BETANEWS.ID, KUDUS – Upah minimum kabupaten (UMK) Kudus tahun 2025 disepakati naik 6,5 persen dalam rapat Tripartite terkait pembahasan UMK Kudus, Senin (9/12/2024). Dalam rapat tersebut digelar di Kantor Dinas Tenaga Kerja, Perindustrian, Koperasi (Disnakerperinkop) dan UKM Kabupaten Kudus.
Semua Dewan Pengupahan Kabupaten (Depekab) Kudus, meliputi Asosiasi Pengusaha Indonesia (Apindo), Konferensi Serikat Pekerja Seluruh Indonesia (KSPSI), Disnakerperinkop dan UKM, badan pusat statistik (BPS), dan akademisi turut hadir dalam rapat tersebut.

+ + + + + + +

- [TUGAS]
**A.** Tulis ulang bagian kutipan berita UMK Kudus, semuanya dari "BETANEWS.ID, KUDUS –" sampai "UKM Kabupaten Kudus.", dengan mengganti "naik" menjadi "meningkat".
**B.** Menurut kutipan berita UMK Kudus, berapa persen kenaikan UMK Kudus tahun 2025 yang disepakati?
**C.** Berdasarkan kutipan berita UMK Kudus, jelaskan melalui forum apa kenaikan UMK Kudus 2025 disepakati dan siapa saja yang hadir di sana.

- [DAFTAR YANG DITAMPILKAN]

+ + + + + + +

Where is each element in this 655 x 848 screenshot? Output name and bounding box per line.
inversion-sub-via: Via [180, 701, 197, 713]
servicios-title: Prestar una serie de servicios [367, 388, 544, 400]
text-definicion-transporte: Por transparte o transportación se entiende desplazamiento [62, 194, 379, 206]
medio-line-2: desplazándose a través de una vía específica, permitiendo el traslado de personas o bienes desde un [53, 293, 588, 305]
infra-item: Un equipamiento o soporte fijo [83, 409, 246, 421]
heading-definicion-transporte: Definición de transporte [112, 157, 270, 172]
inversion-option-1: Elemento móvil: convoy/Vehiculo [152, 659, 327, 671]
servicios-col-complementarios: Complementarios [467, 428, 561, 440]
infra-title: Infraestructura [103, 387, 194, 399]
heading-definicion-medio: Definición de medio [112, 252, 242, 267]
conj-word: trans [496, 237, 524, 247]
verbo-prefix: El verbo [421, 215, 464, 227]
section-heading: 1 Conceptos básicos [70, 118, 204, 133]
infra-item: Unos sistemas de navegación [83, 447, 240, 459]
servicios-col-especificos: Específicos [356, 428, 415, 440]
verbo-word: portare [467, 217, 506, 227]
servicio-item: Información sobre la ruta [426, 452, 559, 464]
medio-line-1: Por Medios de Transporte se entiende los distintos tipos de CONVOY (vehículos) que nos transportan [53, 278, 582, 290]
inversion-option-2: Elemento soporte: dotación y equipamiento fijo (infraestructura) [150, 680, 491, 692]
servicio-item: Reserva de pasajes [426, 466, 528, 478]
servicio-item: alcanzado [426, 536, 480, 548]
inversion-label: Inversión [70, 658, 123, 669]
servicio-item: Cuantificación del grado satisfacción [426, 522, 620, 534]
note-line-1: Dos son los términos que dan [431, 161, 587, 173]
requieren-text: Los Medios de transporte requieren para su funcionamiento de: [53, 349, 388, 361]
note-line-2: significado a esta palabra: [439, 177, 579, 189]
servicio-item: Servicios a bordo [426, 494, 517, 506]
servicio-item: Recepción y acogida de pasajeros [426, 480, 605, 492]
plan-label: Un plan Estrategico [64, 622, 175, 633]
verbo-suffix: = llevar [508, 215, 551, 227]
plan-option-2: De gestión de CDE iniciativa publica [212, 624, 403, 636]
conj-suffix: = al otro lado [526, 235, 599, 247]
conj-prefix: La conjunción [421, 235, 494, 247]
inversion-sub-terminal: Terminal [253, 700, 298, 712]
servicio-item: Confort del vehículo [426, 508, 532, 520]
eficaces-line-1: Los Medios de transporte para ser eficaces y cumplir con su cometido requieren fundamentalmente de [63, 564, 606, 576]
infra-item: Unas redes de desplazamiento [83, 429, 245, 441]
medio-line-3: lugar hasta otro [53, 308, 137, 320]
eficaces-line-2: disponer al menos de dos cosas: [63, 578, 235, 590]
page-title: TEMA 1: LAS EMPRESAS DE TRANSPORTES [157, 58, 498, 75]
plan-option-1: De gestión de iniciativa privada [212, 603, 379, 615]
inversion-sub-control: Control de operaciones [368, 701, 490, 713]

+ + + + + + +

- [JAWABAN]
**A.**
BETANEWS.ID, KUDUS – Upah minimum kabupaten (UMK) Kudus tahun 2025 disepakati meningkat 6,5 persen dalam rapat Tripartite terkait pembahasan UMK Kudus, Senin (9/12/2024). Dalam rapat tersebut digelar di Kantor Dinas Tenaga Kerja, Perindustrian, Koperasi (Disnakerperinkop) dan UKM Kabupaten Kudus.

**B.** 6,5 persen.

**C.** Kenaikan itu disepakati dalam rapat Tripartite pembahasan UMK Kudus pada Senin (9/12/2024) di Kantor Disnakerperinkop dan UKM Kabupaten Kudus. Seluruh Dewan Pengupahan Kabupaten (Depekab) Kudus hadir, yaitu Apindo, KSPSI, Disnakerperinkop dan UKM, BPS, serta akademisi.